Task instructions: Copy out the listing word for word, starting with the line that contains "- llp-label-1: Limited" and continuing through the line that contains "- to-format: (MM/YY): [457, 811, 487, 820]", including both of those lines.

Data rows:

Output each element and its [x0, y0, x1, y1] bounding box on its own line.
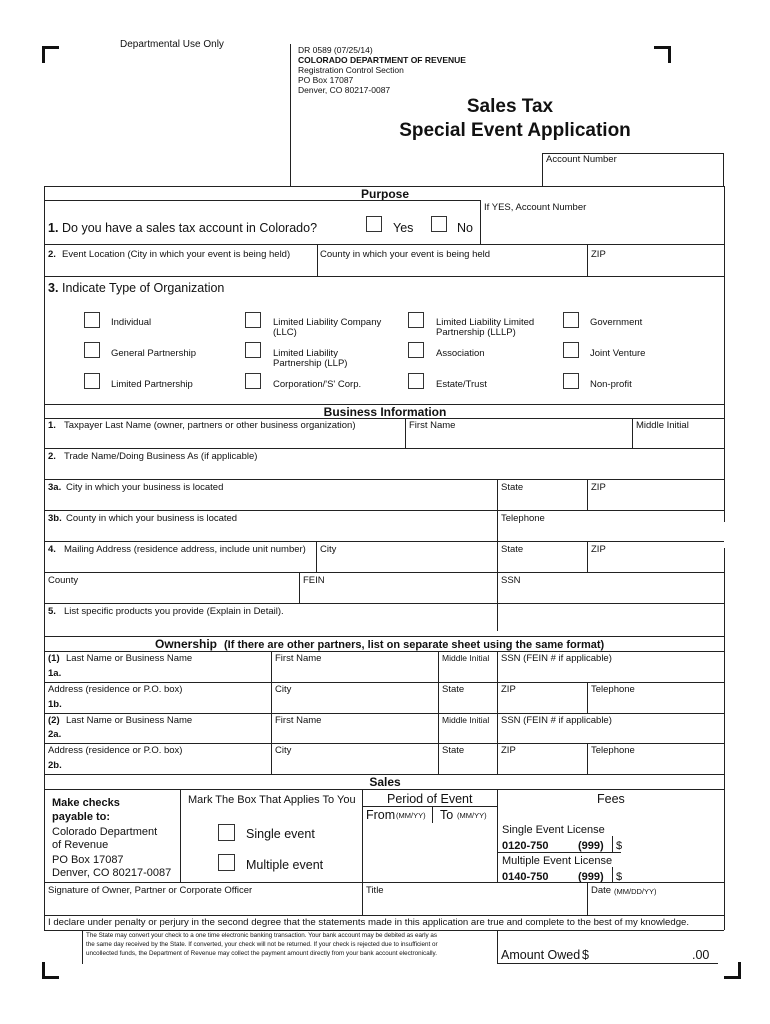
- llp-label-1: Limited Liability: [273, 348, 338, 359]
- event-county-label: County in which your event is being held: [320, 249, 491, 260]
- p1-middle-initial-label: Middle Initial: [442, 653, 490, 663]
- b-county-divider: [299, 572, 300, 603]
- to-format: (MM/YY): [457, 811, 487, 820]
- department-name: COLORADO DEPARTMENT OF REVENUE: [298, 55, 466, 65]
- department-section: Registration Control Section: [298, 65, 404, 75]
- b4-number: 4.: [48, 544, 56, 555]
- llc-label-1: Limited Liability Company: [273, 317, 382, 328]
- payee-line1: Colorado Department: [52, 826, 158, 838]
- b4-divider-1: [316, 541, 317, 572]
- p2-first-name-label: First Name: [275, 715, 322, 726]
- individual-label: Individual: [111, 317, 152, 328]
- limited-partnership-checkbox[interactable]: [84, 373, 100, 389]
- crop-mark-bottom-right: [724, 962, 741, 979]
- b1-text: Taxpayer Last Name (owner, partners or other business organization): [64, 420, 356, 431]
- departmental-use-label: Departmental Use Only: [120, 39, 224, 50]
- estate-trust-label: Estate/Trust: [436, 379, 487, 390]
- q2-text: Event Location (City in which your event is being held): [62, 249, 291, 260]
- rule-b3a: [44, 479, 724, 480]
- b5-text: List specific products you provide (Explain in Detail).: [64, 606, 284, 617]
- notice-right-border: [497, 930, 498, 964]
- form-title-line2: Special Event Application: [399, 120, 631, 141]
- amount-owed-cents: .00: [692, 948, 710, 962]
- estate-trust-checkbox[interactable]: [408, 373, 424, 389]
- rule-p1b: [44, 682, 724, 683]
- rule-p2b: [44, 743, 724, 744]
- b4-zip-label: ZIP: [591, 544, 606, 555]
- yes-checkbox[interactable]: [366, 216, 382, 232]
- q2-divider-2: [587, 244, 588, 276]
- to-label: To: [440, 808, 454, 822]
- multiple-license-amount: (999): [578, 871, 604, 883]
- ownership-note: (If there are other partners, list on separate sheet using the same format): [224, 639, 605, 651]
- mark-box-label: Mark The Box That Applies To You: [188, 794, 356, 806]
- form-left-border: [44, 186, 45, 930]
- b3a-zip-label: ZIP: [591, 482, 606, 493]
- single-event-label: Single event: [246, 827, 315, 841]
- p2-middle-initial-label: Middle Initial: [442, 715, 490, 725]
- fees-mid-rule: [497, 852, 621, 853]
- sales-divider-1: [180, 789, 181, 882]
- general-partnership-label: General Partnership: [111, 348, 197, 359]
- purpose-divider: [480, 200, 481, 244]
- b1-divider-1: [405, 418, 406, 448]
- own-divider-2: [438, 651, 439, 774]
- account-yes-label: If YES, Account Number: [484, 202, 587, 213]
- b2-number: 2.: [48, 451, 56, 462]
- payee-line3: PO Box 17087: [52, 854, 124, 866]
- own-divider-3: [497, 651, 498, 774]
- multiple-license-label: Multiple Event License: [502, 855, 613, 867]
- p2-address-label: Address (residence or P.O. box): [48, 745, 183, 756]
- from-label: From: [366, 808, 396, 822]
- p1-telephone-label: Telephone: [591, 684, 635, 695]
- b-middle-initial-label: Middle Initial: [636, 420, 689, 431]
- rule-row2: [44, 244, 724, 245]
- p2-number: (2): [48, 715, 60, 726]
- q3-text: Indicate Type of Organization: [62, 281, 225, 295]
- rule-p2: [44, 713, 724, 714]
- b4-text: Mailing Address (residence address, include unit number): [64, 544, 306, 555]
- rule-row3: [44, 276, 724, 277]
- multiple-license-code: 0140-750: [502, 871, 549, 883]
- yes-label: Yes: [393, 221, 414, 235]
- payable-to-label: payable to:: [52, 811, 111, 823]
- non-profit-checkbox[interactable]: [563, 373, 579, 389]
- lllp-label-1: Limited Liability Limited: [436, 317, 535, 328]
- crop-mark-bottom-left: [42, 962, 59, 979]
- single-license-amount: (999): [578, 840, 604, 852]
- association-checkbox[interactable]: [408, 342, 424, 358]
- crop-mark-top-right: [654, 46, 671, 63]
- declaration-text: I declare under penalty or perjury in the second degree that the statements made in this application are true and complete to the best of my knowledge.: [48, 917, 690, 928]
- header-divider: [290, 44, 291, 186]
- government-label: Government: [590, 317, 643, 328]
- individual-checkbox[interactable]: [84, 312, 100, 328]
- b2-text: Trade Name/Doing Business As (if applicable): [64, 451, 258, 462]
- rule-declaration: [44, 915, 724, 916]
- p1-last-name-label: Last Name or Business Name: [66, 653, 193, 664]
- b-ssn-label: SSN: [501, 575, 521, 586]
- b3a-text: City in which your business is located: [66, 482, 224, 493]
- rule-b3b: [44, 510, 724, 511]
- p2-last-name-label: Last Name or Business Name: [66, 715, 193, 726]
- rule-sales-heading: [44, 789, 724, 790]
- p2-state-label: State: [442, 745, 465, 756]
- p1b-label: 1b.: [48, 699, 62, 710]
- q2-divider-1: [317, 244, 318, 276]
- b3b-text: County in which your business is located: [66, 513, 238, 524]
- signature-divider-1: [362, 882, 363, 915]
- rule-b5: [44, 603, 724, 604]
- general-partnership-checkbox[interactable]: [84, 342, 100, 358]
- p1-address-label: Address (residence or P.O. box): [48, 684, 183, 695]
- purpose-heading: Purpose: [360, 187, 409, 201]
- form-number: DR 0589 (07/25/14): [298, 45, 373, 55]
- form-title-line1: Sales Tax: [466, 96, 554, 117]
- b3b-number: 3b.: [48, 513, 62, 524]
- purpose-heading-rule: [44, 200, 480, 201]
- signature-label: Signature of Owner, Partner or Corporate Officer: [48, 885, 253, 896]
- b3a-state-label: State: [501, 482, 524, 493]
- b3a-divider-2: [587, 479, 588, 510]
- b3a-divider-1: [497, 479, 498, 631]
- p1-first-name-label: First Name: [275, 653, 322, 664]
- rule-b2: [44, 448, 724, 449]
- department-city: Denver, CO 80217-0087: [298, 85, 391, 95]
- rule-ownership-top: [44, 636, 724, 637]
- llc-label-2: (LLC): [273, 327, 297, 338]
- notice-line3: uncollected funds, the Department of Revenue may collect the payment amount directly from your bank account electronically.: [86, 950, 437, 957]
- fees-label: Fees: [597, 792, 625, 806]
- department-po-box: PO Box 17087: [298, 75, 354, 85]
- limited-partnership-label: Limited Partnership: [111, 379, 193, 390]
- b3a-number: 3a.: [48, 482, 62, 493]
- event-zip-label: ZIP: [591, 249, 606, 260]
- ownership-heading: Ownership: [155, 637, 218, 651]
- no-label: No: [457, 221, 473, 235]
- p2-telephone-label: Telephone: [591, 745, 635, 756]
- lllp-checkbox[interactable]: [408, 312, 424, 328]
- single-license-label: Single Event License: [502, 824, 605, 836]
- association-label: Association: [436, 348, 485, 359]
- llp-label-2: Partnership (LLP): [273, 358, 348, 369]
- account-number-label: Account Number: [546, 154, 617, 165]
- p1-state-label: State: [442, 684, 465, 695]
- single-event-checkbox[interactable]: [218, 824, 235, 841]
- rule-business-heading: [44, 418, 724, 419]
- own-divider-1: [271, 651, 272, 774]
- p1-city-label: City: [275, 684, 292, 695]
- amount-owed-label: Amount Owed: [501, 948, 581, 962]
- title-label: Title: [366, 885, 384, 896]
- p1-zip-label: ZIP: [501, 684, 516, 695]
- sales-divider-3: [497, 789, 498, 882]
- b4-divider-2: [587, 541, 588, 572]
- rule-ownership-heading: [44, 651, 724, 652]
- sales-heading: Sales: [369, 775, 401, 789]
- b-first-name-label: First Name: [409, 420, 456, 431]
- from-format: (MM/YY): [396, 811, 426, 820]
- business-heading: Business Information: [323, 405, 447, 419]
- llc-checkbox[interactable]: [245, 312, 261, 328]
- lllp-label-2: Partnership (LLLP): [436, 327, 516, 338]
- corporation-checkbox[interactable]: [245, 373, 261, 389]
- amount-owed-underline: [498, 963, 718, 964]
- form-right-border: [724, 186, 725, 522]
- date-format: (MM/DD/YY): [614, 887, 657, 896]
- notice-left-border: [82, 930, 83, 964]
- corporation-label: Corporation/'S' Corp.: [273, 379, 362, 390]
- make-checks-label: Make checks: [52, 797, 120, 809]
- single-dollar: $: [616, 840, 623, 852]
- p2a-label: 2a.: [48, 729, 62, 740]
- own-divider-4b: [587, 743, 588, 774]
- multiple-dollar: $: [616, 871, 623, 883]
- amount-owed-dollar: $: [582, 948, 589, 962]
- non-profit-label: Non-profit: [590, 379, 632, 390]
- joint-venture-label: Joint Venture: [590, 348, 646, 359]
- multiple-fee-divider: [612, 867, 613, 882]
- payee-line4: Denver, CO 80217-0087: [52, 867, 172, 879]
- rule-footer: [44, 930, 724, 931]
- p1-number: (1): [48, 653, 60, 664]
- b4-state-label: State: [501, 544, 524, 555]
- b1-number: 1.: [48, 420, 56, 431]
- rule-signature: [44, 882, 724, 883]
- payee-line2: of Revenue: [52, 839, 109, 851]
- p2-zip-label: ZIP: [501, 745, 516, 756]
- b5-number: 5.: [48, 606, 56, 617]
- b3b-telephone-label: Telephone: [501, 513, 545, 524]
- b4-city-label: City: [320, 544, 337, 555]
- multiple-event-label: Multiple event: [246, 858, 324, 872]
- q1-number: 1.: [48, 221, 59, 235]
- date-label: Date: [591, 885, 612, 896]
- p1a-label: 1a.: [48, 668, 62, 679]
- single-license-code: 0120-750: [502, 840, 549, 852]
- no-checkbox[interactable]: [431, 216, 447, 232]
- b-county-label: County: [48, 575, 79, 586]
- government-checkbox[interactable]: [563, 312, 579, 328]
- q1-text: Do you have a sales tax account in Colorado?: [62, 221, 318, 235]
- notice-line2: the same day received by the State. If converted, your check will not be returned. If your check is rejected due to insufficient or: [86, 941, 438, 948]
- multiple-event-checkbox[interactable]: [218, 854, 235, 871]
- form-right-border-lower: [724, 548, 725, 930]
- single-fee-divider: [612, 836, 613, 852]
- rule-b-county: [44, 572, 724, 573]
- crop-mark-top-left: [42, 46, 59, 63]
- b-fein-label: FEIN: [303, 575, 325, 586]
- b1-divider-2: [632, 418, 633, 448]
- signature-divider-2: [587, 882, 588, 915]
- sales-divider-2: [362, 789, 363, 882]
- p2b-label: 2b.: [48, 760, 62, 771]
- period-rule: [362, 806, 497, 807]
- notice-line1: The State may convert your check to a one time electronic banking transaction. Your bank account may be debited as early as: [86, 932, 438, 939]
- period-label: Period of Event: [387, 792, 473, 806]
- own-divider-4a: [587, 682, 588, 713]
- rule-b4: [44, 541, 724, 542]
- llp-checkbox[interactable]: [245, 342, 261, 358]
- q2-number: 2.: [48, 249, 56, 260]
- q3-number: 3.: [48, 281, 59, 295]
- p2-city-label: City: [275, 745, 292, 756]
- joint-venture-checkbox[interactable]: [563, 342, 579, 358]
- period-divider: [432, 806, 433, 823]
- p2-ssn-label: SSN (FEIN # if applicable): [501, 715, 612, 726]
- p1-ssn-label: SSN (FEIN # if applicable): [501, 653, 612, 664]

Result:
- llp-label-1: Limited Liability: [273, 348, 338, 359]
- event-county-label: County in which your event is being held: [320, 249, 491, 260]
- p1-middle-initial-label: Middle Initial: [442, 653, 490, 663]
- b-county-divider: [299, 572, 300, 603]
- to-format: (MM/YY): [457, 811, 487, 820]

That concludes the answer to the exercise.